» **Short task**
Determine the number of lines in the listing below where the string "pour" occurs; answer with the number alone.

» **Provided entries**
>>>

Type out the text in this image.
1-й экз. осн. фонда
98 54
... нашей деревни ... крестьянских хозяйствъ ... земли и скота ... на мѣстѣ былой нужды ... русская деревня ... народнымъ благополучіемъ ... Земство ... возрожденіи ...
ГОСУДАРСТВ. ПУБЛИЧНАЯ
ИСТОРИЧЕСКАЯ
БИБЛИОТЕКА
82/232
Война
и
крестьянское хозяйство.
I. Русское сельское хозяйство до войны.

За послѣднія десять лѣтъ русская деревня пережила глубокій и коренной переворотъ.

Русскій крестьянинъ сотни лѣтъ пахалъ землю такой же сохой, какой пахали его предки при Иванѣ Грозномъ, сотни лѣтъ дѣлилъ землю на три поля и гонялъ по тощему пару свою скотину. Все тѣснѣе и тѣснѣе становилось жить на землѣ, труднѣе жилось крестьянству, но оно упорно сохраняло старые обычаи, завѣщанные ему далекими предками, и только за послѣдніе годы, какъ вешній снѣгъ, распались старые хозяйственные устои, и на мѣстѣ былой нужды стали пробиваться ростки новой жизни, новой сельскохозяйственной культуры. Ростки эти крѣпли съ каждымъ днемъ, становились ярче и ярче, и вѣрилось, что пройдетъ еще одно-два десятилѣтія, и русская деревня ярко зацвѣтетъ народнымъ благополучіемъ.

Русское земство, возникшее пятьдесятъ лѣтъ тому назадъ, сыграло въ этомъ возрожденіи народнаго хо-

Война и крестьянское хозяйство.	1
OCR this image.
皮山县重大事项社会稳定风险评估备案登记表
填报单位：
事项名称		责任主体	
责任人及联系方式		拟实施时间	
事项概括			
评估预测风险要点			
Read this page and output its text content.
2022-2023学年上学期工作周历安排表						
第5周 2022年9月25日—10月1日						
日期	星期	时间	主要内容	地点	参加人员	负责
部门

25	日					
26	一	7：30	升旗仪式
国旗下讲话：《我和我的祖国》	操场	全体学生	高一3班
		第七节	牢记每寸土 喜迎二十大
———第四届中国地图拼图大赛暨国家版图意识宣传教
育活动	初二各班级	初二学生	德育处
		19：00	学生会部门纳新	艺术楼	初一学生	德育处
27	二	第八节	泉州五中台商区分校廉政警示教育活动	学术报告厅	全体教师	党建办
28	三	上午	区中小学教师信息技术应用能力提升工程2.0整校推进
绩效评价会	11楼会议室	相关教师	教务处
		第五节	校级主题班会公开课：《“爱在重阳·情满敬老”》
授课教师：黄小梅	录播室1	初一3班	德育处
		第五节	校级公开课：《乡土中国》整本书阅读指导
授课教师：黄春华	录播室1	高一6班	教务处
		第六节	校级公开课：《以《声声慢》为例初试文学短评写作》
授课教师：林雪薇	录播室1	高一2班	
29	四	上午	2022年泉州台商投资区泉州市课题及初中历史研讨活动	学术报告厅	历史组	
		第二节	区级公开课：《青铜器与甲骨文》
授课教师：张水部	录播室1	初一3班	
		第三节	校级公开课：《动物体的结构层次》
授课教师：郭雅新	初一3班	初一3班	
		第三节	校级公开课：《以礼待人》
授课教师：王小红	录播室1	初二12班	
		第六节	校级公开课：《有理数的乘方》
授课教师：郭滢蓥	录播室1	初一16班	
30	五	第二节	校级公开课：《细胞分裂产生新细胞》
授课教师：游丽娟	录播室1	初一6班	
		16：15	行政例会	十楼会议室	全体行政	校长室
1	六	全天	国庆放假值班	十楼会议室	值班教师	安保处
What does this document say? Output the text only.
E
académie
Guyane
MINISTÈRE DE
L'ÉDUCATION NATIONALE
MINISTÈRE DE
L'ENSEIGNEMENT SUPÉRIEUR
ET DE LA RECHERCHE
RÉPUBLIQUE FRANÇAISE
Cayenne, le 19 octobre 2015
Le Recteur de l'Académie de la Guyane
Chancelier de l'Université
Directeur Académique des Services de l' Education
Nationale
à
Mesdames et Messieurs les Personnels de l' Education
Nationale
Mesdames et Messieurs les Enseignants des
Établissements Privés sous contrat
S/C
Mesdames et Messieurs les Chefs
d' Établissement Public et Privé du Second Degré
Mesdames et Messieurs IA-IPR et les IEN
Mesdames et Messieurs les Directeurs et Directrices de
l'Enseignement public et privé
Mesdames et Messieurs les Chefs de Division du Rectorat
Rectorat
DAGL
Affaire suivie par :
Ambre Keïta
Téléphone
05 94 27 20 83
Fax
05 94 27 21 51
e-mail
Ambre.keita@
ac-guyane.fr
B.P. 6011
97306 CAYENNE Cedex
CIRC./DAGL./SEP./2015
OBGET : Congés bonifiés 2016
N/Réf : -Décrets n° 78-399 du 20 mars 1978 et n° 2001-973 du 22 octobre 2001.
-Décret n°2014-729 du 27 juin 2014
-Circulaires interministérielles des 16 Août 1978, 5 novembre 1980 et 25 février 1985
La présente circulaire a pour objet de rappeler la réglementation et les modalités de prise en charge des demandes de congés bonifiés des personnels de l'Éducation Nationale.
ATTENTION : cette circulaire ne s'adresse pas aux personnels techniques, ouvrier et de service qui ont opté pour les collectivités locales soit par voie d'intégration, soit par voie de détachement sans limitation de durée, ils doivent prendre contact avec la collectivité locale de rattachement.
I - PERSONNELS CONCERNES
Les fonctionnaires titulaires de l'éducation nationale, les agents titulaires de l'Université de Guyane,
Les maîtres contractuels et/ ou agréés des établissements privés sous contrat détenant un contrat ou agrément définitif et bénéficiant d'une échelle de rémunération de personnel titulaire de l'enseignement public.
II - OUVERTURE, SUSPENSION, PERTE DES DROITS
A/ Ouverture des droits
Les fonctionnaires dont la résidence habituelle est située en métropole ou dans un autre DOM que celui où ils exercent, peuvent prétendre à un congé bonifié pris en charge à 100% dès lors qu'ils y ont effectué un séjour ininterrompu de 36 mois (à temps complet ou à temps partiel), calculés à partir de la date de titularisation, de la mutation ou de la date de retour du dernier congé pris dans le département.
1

<<<

» **Written answer**
2